Goal of the exercise >> Reproduce every line of the following records without changing a single character.
* * * * *
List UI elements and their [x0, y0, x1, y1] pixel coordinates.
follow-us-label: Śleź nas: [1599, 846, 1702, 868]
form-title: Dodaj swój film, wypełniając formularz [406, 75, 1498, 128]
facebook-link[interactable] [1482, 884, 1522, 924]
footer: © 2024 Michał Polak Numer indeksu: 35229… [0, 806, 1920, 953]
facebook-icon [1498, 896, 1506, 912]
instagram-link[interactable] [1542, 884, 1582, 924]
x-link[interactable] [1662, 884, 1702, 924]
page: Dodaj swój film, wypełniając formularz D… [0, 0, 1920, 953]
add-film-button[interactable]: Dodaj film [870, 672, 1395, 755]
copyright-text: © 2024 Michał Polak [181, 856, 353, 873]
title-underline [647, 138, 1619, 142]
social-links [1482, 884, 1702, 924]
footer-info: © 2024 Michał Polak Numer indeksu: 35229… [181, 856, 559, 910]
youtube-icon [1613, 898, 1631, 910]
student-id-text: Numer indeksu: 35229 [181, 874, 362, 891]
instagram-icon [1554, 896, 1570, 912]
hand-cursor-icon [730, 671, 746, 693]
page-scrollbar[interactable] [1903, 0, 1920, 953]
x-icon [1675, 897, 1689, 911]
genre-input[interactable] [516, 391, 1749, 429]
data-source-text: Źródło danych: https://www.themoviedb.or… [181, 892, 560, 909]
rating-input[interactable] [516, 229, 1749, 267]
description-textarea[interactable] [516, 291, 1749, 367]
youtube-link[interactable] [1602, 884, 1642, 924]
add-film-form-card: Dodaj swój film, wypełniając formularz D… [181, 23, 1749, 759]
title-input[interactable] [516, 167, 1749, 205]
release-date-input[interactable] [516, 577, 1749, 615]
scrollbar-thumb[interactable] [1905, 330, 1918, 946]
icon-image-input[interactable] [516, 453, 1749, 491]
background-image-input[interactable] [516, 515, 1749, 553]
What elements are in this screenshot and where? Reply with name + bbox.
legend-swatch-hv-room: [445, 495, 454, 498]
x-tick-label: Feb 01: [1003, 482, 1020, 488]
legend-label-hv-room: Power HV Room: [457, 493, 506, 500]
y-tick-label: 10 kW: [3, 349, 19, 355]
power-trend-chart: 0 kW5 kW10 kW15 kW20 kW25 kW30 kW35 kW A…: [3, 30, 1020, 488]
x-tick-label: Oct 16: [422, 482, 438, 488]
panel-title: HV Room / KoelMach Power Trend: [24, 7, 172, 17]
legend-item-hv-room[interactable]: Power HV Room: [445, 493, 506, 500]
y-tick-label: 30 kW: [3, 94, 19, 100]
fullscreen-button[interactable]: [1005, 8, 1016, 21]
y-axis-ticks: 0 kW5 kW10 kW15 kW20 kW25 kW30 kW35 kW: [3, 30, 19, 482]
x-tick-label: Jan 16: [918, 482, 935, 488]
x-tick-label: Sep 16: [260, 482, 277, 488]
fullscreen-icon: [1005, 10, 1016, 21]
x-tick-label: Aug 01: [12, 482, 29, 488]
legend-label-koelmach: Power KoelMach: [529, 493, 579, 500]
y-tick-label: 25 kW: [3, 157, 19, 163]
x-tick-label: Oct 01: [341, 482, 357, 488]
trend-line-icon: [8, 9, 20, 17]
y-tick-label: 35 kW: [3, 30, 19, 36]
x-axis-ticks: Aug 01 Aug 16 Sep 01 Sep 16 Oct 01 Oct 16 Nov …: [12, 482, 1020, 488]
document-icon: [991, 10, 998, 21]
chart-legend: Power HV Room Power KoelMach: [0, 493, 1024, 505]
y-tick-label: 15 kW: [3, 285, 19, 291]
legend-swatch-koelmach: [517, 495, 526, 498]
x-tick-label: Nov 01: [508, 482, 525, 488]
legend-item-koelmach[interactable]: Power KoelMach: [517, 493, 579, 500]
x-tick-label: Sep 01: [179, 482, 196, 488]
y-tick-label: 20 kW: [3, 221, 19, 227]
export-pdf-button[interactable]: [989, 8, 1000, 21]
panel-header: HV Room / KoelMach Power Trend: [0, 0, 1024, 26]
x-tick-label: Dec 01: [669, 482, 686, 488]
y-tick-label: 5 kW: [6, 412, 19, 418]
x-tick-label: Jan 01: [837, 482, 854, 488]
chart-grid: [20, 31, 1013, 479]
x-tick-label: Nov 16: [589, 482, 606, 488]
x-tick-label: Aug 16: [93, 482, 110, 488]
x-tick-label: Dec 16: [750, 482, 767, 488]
* * * * *
Solution to this exercise >>
List UI elements and their [x0, y0, x1, y1] pixel coordinates.
follow-us-label: Śleź nas: [1599, 846, 1702, 868]
form-title: Dodaj swój film, wypełniając formularz [406, 75, 1498, 128]
facebook-link[interactable] [1482, 884, 1522, 924]
footer: © 2024 Michał Polak Numer indeksu: 35229… [0, 806, 1920, 953]
facebook-icon [1498, 896, 1506, 912]
instagram-link[interactable] [1542, 884, 1582, 924]
x-link[interactable] [1662, 884, 1702, 924]
page: Dodaj swój film, wypełniając formularz D… [0, 0, 1920, 953]
add-film-button[interactable]: Dodaj film [870, 672, 1395, 755]
copyright-text: © 2024 Michał Polak [181, 856, 353, 873]
title-underline [647, 138, 1619, 142]
social-links [1482, 884, 1702, 924]
footer-info: © 2024 Michał Polak Numer indeksu: 35229… [181, 856, 559, 910]
youtube-icon [1613, 898, 1631, 910]
student-id-text: Numer indeksu: 35229 [181, 874, 362, 891]
instagram-icon [1554, 896, 1570, 912]
hand-cursor-icon [730, 671, 746, 693]
page-scrollbar[interactable] [1903, 0, 1920, 953]
x-icon [1675, 897, 1689, 911]
genre-input[interactable] [516, 391, 1749, 429]
data-source-text: Źródło danych: https://www.themoviedb.or… [181, 892, 560, 909]
rating-input[interactable] [516, 229, 1749, 267]
description-textarea[interactable] [516, 291, 1749, 367]
youtube-link[interactable] [1602, 884, 1642, 924]
add-film-form-card: Dodaj swój film, wypełniając formularz D… [181, 23, 1749, 759]
title-input[interactable] [516, 167, 1749, 205]
release-date-input[interactable] [516, 577, 1749, 615]
scrollbar-thumb[interactable] [1905, 330, 1918, 946]
icon-image-input[interactable] [516, 453, 1749, 491]
background-image-input[interactable] [516, 515, 1749, 553]
What elements are in this screenshot and where? Reply with name + bbox.
legend-swatch-hv-room: [445, 495, 454, 498]
x-tick-label: Feb 01: [1003, 482, 1020, 488]
legend-label-hv-room: Power HV Room: [457, 493, 506, 500]
y-tick-label: 10 kW: [3, 349, 19, 355]
power-trend-chart: 0 kW5 kW10 kW15 kW20 kW25 kW30 kW35 kW A…: [3, 30, 1020, 488]
x-tick-label: Oct 16: [422, 482, 438, 488]
panel-title: HV Room / KoelMach Power Trend: [24, 7, 172, 17]
legend-item-hv-room[interactable]: Power HV Room: [445, 493, 506, 500]
y-tick-label: 30 kW: [3, 94, 19, 100]
fullscreen-button[interactable]: [1005, 8, 1016, 21]
y-axis-ticks: 0 kW5 kW10 kW15 kW20 kW25 kW30 kW35 kW: [3, 30, 19, 482]
x-tick-label: Jan 16: [918, 482, 935, 488]
x-tick-label: Sep 16: [260, 482, 277, 488]
fullscreen-icon: [1005, 10, 1016, 21]
x-tick-label: Aug 01: [12, 482, 29, 488]
legend-label-koelmach: Power KoelMach: [529, 493, 579, 500]
y-tick-label: 25 kW: [3, 157, 19, 163]
x-tick-label: Oct 01: [341, 482, 357, 488]
trend-line-icon: [8, 9, 20, 17]
y-tick-label: 35 kW: [3, 30, 19, 36]
x-axis-ticks: Aug 01 Aug 16 Sep 01 Sep 16 Oct 01 Oct 16 Nov …: [12, 482, 1020, 488]
document-icon: [991, 10, 998, 21]
chart-legend: Power HV Room Power KoelMach: [0, 493, 1024, 505]
y-tick-label: 15 kW: [3, 285, 19, 291]
legend-swatch-koelmach: [517, 495, 526, 498]
x-tick-label: Nov 01: [508, 482, 525, 488]
legend-item-koelmach[interactable]: Power KoelMach: [517, 493, 579, 500]
x-tick-label: Sep 01: [179, 482, 196, 488]
y-tick-label: 20 kW: [3, 221, 19, 227]
export-pdf-button[interactable]: [989, 8, 1000, 21]
panel-header: HV Room / KoelMach Power Trend: [0, 0, 1024, 26]
x-tick-label: Dec 01: [669, 482, 686, 488]
y-tick-label: 5 kW: [6, 412, 19, 418]
x-tick-label: Jan 01: [837, 482, 854, 488]
chart-grid: [20, 31, 1013, 479]
x-tick-label: Nov 16: [589, 482, 606, 488]
x-tick-label: Aug 16: [93, 482, 110, 488]
x-tick-label: Dec 16: [750, 482, 767, 488]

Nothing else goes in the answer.